▶ **Problem requirements**: Transcribe the records below exactly as they appear, omitting any pictures.

:::::

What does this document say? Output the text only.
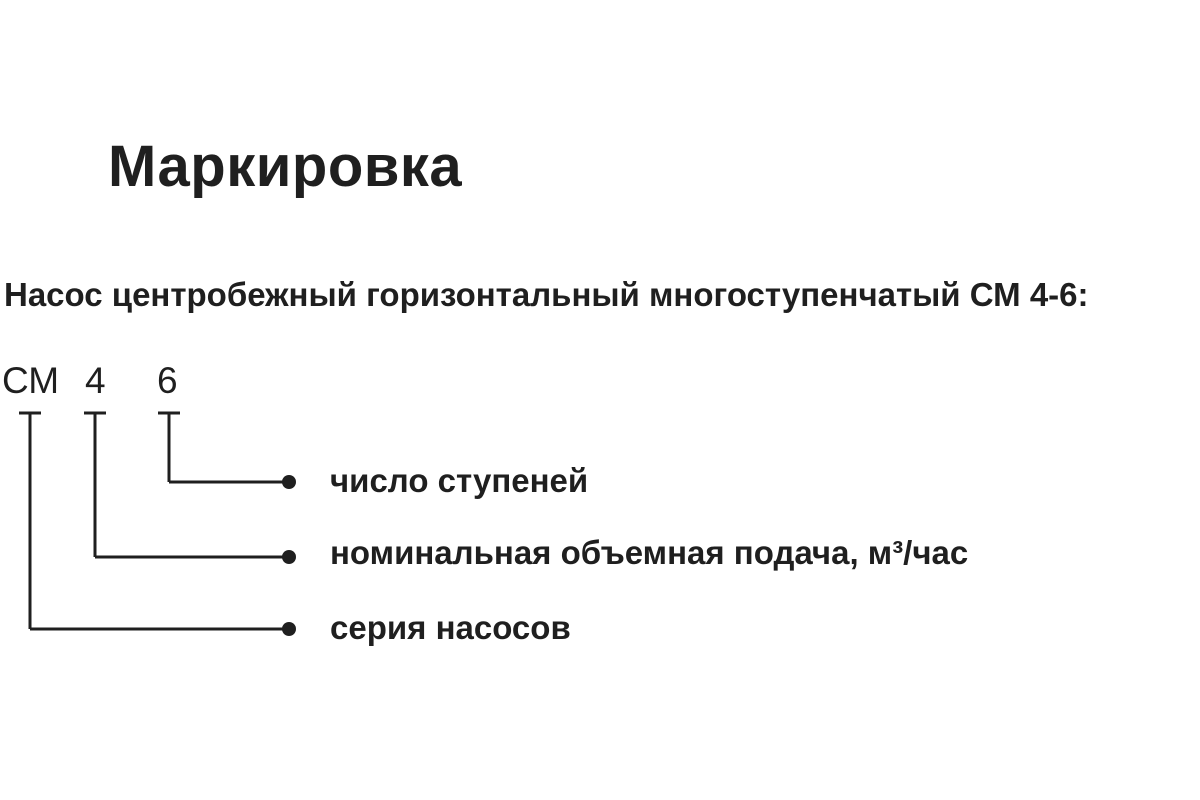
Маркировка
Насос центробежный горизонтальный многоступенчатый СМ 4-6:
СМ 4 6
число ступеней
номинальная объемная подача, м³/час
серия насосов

:::::

▶ **Response for this exercise**:
What does this document say? Output the text only.
Маркировка
Насос центробежный горизонтальный многоступенчатый СМ 4-6:
СМ 4 6
число ступеней
номинальная объемная подача, м³/час
серия насосов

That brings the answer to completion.